Find the string "الجزء" in the entries and copy each line that has it.

**** Input records

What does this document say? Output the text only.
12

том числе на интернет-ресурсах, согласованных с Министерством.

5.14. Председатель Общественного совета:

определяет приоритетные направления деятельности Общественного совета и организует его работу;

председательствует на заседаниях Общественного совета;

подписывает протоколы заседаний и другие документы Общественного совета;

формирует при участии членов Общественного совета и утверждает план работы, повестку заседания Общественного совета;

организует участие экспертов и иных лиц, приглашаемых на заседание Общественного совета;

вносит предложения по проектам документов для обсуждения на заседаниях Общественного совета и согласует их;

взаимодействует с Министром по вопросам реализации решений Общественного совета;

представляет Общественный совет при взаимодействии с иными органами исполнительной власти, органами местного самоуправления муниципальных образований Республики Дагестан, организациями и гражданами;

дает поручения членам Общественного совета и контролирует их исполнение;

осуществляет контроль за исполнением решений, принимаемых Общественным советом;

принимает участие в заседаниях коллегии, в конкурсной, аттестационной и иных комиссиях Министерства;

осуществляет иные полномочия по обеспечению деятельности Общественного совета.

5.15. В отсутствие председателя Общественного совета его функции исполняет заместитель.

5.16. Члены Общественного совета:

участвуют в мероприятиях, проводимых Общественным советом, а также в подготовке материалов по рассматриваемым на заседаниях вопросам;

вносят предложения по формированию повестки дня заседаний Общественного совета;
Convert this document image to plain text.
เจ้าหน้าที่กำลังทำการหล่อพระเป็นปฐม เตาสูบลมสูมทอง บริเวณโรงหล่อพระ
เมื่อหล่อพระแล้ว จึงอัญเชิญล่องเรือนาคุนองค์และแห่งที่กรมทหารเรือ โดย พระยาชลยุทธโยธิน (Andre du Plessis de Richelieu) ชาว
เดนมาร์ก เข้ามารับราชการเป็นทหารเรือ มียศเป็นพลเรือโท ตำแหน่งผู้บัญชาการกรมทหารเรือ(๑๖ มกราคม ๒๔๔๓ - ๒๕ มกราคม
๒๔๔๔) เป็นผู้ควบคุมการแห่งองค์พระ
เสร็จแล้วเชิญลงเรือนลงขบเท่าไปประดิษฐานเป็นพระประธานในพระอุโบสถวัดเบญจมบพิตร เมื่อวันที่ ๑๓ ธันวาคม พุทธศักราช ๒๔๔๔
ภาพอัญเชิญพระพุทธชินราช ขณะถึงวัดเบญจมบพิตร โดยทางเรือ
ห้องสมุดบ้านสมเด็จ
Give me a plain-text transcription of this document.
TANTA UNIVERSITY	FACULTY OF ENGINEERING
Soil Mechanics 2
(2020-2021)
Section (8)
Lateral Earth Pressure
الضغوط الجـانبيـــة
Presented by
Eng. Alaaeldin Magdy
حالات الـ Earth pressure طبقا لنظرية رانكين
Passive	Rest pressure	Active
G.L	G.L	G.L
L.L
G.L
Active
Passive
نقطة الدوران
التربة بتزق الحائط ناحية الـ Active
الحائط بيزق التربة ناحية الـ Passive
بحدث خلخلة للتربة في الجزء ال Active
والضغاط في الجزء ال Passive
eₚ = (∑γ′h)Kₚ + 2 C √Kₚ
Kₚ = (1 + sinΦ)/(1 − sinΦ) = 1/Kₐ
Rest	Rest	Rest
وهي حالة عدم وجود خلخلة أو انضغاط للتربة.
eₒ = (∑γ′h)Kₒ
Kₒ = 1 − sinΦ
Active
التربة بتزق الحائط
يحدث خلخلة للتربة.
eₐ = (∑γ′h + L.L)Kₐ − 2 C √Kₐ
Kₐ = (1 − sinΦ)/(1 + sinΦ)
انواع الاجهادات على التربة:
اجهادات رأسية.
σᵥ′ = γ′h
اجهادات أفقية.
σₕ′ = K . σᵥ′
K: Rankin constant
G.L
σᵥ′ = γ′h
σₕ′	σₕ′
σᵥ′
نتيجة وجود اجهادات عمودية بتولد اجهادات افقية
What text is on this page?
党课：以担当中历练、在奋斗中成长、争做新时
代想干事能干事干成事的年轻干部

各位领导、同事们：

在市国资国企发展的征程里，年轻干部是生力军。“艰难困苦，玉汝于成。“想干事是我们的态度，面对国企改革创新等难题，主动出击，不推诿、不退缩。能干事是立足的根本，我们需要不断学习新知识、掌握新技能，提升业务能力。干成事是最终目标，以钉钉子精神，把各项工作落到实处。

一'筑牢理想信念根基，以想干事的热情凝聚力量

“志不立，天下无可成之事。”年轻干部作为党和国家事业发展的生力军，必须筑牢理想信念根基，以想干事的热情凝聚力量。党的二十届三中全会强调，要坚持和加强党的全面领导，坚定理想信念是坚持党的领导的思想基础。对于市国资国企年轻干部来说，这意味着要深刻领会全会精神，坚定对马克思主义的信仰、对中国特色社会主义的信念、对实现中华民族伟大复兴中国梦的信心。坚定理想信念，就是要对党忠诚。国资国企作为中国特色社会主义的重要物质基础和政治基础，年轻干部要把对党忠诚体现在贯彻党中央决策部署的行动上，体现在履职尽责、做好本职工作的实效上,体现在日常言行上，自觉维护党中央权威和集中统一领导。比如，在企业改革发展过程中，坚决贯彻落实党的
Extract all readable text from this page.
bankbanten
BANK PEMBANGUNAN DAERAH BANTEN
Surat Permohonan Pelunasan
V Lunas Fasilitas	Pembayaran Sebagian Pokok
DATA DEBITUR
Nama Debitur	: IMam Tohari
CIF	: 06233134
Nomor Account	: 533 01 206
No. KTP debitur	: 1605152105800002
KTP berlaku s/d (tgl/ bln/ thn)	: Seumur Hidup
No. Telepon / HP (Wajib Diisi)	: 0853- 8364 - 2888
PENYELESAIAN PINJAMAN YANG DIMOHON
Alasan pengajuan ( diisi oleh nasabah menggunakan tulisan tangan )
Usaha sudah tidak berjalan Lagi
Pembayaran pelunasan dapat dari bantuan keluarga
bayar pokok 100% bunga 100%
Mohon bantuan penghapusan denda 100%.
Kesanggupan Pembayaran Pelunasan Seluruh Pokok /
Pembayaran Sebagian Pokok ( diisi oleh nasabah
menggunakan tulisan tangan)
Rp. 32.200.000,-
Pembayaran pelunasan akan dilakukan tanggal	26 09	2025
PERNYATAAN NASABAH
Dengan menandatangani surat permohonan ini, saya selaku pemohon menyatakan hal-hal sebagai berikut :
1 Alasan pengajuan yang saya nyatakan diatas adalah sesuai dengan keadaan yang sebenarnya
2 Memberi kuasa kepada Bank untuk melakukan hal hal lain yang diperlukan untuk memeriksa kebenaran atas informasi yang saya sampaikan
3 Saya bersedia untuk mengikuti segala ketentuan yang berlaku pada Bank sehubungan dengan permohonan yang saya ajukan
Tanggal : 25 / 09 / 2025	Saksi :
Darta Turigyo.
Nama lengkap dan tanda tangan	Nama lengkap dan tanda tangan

********

**Finished task**
بحدث خلخلة للتربة في الجزء ال Active
والضغاط في الجزء ال Passive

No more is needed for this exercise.